[begin Material for this task]

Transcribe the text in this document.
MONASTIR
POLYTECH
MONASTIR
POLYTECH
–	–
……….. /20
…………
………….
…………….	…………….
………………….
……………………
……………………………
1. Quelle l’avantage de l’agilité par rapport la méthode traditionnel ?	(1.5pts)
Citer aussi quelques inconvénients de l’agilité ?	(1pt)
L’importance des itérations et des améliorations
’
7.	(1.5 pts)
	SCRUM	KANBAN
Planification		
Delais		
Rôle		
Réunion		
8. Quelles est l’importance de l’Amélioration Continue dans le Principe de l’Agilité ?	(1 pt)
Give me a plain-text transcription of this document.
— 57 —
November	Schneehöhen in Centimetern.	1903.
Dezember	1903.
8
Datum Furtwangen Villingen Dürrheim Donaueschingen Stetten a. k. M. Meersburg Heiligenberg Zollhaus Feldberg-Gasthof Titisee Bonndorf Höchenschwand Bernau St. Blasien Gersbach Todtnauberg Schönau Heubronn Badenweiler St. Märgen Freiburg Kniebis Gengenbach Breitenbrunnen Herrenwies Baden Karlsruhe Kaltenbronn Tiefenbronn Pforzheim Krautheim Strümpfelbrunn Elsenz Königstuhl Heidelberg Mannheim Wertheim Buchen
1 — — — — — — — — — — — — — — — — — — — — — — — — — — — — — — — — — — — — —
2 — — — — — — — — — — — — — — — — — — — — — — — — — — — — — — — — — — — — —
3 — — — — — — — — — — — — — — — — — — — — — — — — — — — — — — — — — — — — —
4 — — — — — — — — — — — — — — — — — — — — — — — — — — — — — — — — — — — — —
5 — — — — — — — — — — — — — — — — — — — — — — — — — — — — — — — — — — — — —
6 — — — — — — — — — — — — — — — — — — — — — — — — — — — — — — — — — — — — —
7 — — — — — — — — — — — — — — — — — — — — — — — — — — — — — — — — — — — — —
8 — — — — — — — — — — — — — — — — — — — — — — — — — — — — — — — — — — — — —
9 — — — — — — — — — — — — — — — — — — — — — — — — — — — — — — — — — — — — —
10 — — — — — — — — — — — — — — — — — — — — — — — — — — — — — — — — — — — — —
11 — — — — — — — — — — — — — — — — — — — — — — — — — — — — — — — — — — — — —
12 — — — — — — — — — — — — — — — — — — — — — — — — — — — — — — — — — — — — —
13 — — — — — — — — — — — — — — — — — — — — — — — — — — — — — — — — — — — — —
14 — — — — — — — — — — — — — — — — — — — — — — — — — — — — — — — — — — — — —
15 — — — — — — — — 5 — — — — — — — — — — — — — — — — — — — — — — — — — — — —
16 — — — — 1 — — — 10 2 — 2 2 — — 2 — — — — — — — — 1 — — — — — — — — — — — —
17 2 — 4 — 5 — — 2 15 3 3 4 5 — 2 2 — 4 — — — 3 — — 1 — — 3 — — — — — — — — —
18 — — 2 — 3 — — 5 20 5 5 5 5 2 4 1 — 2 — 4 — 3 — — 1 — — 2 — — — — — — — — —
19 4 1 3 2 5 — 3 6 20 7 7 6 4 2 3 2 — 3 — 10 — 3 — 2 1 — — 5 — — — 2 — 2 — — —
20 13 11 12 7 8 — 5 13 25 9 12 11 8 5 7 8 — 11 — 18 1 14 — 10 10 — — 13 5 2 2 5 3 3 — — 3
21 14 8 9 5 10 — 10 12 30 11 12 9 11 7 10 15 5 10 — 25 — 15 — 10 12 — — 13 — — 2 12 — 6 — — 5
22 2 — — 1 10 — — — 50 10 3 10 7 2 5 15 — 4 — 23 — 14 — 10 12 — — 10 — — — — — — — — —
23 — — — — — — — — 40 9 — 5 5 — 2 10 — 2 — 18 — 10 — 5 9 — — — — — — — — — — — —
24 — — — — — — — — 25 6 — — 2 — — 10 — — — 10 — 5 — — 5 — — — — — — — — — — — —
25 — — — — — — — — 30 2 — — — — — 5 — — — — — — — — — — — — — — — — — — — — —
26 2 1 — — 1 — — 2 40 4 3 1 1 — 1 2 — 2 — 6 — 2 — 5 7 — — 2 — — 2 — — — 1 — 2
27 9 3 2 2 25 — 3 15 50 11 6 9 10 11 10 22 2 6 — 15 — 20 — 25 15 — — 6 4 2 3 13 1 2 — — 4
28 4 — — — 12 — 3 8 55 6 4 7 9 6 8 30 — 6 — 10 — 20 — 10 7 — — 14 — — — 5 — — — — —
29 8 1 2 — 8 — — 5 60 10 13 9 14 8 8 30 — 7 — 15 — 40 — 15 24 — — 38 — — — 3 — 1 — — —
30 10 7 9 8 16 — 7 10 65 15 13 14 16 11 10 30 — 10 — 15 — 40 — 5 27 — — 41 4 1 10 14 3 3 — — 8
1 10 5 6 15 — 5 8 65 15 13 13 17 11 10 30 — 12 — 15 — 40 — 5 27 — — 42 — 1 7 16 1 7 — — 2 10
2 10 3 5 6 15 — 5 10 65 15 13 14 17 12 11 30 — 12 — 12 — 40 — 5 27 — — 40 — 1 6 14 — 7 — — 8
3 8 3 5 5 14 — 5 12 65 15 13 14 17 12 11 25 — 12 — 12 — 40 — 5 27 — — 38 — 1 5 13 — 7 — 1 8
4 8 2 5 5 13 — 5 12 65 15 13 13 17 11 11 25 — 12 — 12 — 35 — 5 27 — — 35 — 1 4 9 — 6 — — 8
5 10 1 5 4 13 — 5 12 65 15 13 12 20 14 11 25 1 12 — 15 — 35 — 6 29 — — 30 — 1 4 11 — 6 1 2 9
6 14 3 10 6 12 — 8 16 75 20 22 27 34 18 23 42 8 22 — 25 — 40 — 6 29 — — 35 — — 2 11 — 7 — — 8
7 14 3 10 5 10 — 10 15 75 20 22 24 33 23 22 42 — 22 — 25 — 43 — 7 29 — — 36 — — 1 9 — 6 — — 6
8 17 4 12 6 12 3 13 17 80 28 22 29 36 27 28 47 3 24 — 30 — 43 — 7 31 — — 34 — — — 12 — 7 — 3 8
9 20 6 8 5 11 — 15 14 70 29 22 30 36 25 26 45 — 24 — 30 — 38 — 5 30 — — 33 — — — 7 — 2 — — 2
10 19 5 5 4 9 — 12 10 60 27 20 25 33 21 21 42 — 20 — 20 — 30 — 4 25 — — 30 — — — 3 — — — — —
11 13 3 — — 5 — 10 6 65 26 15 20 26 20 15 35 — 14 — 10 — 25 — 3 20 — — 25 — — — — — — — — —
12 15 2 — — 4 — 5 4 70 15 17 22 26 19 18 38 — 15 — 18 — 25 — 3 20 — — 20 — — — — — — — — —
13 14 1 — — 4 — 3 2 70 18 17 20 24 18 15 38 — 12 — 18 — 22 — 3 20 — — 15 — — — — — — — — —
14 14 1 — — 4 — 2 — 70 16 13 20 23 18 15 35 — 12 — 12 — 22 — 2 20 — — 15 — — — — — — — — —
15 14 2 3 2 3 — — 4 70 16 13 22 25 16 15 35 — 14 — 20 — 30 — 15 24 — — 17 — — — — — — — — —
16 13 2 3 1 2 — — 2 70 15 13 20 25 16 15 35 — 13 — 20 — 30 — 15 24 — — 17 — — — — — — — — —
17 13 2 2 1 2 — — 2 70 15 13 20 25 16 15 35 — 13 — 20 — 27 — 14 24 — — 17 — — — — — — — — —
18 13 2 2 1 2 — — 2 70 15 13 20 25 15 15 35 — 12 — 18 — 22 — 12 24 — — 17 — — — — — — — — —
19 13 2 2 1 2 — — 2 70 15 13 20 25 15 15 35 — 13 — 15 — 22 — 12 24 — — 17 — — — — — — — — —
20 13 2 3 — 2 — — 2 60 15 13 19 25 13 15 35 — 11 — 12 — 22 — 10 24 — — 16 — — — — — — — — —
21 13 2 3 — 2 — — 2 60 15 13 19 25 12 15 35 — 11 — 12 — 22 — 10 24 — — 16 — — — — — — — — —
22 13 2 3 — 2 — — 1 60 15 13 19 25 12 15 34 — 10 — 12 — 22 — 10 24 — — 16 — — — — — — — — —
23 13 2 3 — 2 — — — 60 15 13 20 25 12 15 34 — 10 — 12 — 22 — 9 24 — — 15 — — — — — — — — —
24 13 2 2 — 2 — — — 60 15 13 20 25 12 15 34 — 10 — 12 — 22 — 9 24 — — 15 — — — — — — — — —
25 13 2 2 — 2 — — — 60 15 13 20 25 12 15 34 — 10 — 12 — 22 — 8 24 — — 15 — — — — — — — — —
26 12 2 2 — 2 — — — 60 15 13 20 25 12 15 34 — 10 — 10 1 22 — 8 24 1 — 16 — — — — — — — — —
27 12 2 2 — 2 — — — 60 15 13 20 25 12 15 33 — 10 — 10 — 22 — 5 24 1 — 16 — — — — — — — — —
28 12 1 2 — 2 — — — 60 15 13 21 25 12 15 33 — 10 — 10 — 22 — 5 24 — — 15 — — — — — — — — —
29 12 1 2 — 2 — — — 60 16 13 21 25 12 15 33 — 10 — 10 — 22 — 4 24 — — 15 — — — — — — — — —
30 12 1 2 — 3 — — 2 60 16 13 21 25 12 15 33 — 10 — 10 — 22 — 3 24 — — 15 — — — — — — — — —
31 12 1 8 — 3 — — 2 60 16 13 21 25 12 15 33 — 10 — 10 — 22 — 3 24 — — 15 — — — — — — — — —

[end Material for this task]

**Your objective:** Pick out each line containing the string "importance" and copy it.

**Written solution:**
L’importance des itérations et des améliorations
8. Quelles est l’importance de l’Amélioration Continue dans le Principe de l’Agilité ?	(1 pt)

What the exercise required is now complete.